THE REQUEST: Your task is to transcribe the data in full.
--------------------------------
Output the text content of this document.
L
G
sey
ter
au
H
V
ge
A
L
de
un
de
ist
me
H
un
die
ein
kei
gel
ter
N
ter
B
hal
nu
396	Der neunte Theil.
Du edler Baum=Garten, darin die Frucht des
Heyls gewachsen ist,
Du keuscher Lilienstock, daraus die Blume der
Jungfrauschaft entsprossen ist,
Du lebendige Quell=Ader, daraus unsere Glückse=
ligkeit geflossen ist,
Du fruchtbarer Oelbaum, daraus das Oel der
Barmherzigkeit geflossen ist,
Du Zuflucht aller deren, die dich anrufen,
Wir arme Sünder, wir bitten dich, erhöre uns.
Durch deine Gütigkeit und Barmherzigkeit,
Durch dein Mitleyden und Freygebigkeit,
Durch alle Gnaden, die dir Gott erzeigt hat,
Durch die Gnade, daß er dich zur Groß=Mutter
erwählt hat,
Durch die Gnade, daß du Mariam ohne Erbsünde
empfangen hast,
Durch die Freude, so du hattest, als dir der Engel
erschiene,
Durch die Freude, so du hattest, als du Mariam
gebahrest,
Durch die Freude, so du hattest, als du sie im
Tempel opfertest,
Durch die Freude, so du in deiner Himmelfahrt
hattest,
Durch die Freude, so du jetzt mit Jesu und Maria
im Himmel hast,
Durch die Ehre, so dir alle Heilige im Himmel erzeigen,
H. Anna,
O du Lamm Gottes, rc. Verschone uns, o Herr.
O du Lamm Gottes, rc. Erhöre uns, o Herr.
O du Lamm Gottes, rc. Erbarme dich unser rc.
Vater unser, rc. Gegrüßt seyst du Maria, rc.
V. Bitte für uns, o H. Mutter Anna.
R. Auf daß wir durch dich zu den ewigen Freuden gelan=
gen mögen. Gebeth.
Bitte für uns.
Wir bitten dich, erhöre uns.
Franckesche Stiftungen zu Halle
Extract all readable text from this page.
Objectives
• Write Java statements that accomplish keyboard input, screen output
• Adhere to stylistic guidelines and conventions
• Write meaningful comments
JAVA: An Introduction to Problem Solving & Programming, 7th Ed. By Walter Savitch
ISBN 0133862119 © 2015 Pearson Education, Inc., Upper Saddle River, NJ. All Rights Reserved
--------------------------------
RESULT:
Output the text content of this document.
L
G
sey
ter
au
H
V
ge
A
L
de
un
de
ist
me
H
un
die
ein
kei
gel
ter
N
ter
B
hal
nu
396	Der neunte Theil.
Du edler Baum=Garten, darin die Frucht des
Heyls gewachsen ist,
Du keuscher Lilienstock, daraus die Blume der
Jungfrauschaft entsprossen ist,
Du lebendige Quell=Ader, daraus unsere Glückse=
ligkeit geflossen ist,
Du fruchtbarer Oelbaum, daraus das Oel der
Barmherzigkeit geflossen ist,
Du Zuflucht aller deren, die dich anrufen,
Wir arme Sünder, wir bitten dich, erhöre uns.
Durch deine Gütigkeit und Barmherzigkeit,
Durch dein Mitleyden und Freygebigkeit,
Durch alle Gnaden, die dir Gott erzeigt hat,
Durch die Gnade, daß er dich zur Groß=Mutter
erwählt hat,
Durch die Gnade, daß du Mariam ohne Erbsünde
empfangen hast,
Durch die Freude, so du hattest, als dir der Engel
erschiene,
Durch die Freude, so du hattest, als du Mariam
gebahrest,
Durch die Freude, so du hattest, als du sie im
Tempel opfertest,
Durch die Freude, so du in deiner Himmelfahrt
hattest,
Durch die Freude, so du jetzt mit Jesu und Maria
im Himmel hast,
Durch die Ehre, so dir alle Heilige im Himmel erzeigen,
H. Anna,
O du Lamm Gottes, rc. Verschone uns, o Herr.
O du Lamm Gottes, rc. Erhöre uns, o Herr.
O du Lamm Gottes, rc. Erbarme dich unser rc.
Vater unser, rc. Gegrüßt seyst du Maria, rc.
V. Bitte für uns, o H. Mutter Anna.
R. Auf daß wir durch dich zu den ewigen Freuden gelan=
gen mögen. Gebeth.
Bitte für uns.
Wir bitten dich, erhöre uns.
Franckesche Stiftungen zu Halle
Extract all readable text from this page.
Objectives
• Write Java statements that accomplish keyboard input, screen output
• Adhere to stylistic guidelines and conventions
• Write meaningful comments
JAVA: An Introduction to Problem Solving & Programming, 7th Ed. By Walter Savitch
ISBN 0133862119 © 2015 Pearson Education, Inc., Upper Saddle River, NJ. All Rights Reserved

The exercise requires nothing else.